[What is required]:
Type the records out again in full, exactly.

[Stored items from a collection]:

══════════════════════════════

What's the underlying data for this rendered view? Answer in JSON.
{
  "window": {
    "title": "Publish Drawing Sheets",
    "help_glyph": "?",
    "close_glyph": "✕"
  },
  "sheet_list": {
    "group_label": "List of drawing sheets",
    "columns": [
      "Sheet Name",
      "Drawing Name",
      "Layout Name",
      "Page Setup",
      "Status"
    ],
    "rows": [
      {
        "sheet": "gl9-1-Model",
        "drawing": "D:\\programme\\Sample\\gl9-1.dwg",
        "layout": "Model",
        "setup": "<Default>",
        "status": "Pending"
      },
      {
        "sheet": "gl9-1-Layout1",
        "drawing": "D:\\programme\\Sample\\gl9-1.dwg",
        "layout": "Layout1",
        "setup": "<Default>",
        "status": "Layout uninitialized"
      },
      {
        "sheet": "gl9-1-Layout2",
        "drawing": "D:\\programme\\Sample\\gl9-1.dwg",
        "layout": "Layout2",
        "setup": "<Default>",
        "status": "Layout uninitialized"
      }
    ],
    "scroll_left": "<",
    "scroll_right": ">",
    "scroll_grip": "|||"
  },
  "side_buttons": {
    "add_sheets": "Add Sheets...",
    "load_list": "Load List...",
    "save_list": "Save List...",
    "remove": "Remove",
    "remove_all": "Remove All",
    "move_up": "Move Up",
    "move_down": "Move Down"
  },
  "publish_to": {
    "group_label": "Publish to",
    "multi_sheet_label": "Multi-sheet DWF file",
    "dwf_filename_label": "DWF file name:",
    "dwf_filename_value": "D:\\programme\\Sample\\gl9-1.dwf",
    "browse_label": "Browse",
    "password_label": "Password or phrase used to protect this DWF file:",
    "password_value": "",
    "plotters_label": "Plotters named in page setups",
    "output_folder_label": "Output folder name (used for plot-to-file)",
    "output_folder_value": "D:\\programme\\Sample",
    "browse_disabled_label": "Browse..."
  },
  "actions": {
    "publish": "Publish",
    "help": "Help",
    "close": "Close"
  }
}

══════════════════════════════

[Response below]:
What's the underlying data for this rendered view? Answer in JSON.
{
  "window": {
    "title": "Publish Drawing Sheets",
    "help_glyph": "?",
    "close_glyph": "✕"
  },
  "sheet_list": {
    "group_label": "List of drawing sheets",
    "columns": [
      "Sheet Name",
      "Drawing Name",
      "Layout Name",
      "Page Setup",
      "Status"
    ],
    "rows": [
      {
        "sheet": "gl9-1-Model",
        "drawing": "D:\\programme\\Sample\\gl9-1.dwg",
        "layout": "Model",
        "setup": "<Default>",
        "status": "Pending"
      },
      {
        "sheet": "gl9-1-Layout1",
        "drawing": "D:\\programme\\Sample\\gl9-1.dwg",
        "layout": "Layout1",
        "setup": "<Default>",
        "status": "Layout uninitialized"
      },
      {
        "sheet": "gl9-1-Layout2",
        "drawing": "D:\\programme\\Sample\\gl9-1.dwg",
        "layout": "Layout2",
        "setup": "<Default>",
        "status": "Layout uninitialized"
      }
    ],
    "scroll_left": "<",
    "scroll_right": ">",
    "scroll_grip": "|||"
  },
  "side_buttons": {
    "add_sheets": "Add Sheets...",
    "load_list": "Load List...",
    "save_list": "Save List...",
    "remove": "Remove",
    "remove_all": "Remove All",
    "move_up": "Move Up",
    "move_down": "Move Down"
  },
  "publish_to": {
    "group_label": "Publish to",
    "multi_sheet_label": "Multi-sheet DWF file",
    "dwf_filename_label": "DWF file name:",
    "dwf_filename_value": "D:\\programme\\Sample\\gl9-1.dwf",
    "browse_label": "Browse",
    "password_label": "Password or phrase used to protect this DWF file:",
    "password_value": "",
    "plotters_label": "Plotters named in page setups",
    "output_folder_label": "Output folder name (used for plot-to-file)",
    "output_folder_value": "D:\\programme\\Sample",
    "browse_disabled_label": "Browse..."
  },
  "actions": {
    "publish": "Publish",
    "help": "Help",
    "close": "Close"
  }
}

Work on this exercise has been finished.